* [What is needed]:
Take the records underneath and set them down exactly.

* [Exercise input]:

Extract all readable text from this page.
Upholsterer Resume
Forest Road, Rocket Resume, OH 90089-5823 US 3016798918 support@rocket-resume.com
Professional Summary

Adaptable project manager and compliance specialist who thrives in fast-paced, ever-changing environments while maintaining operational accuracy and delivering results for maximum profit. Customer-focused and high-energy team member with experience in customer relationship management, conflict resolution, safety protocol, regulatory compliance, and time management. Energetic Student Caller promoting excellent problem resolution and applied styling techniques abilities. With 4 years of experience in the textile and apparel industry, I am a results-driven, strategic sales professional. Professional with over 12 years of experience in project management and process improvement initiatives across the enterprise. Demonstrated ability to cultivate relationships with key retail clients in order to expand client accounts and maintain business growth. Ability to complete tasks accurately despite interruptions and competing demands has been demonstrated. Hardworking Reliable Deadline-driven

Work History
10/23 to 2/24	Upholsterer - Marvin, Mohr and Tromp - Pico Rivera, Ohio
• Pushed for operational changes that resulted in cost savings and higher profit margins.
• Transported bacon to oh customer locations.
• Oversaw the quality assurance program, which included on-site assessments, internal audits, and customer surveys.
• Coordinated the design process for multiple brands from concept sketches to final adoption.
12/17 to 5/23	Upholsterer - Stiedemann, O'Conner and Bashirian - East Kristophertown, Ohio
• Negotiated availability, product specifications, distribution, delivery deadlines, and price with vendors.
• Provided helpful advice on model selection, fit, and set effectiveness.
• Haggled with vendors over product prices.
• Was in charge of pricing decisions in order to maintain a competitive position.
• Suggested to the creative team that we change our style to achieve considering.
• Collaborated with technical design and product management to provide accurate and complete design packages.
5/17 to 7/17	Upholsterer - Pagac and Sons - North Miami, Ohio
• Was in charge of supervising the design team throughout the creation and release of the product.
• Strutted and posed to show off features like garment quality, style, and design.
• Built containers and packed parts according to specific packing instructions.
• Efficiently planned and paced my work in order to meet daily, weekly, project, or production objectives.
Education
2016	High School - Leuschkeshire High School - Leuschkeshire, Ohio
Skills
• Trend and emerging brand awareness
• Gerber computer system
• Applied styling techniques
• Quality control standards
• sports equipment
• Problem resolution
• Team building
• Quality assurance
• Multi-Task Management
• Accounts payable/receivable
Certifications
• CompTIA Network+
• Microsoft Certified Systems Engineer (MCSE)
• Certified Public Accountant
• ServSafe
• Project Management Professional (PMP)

* [Right answer]:
Extract all readable text from this page.
Upholsterer Resume
Forest Road, Rocket Resume, OH 90089-5823 US 3016798918 support@rocket-resume.com
Professional Summary

Adaptable project manager and compliance specialist who thrives in fast-paced, ever-changing environments while maintaining operational accuracy and delivering results for maximum profit. Customer-focused and high-energy team member with experience in customer relationship management, conflict resolution, safety protocol, regulatory compliance, and time management. Energetic Student Caller promoting excellent problem resolution and applied styling techniques abilities. With 4 years of experience in the textile and apparel industry, I am a results-driven, strategic sales professional. Professional with over 12 years of experience in project management and process improvement initiatives across the enterprise. Demonstrated ability to cultivate relationships with key retail clients in order to expand client accounts and maintain business growth. Ability to complete tasks accurately despite interruptions and competing demands has been demonstrated. Hardworking Reliable Deadline-driven

Work History
10/23 to 2/24	Upholsterer - Marvin, Mohr and Tromp - Pico Rivera, Ohio
• Pushed for operational changes that resulted in cost savings and higher profit margins.
• Transported bacon to oh customer locations.
• Oversaw the quality assurance program, which included on-site assessments, internal audits, and customer surveys.
• Coordinated the design process for multiple brands from concept sketches to final adoption.
12/17 to 5/23	Upholsterer - Stiedemann, O'Conner and Bashirian - East Kristophertown, Ohio
• Negotiated availability, product specifications, distribution, delivery deadlines, and price with vendors.
• Provided helpful advice on model selection, fit, and set effectiveness.
• Haggled with vendors over product prices.
• Was in charge of pricing decisions in order to maintain a competitive position.
• Suggested to the creative team that we change our style to achieve considering.
• Collaborated with technical design and product management to provide accurate and complete design packages.
5/17 to 7/17	Upholsterer - Pagac and Sons - North Miami, Ohio
• Was in charge of supervising the design team throughout the creation and release of the product.
• Strutted and posed to show off features like garment quality, style, and design.
• Built containers and packed parts according to specific packing instructions.
• Efficiently planned and paced my work in order to meet daily, weekly, project, or production objectives.
Education
2016	High School - Leuschkeshire High School - Leuschkeshire, Ohio
Skills
• Trend and emerging brand awareness
• Gerber computer system
• Applied styling techniques
• Quality control standards
• sports equipment
• Problem resolution
• Team building
• Quality assurance
• Multi-Task Management
• Accounts payable/receivable
Certifications
• CompTIA Network+
• Microsoft Certified Systems Engineer (MCSE)
• Certified Public Accountant
• ServSafe
• Project Management Professional (PMP)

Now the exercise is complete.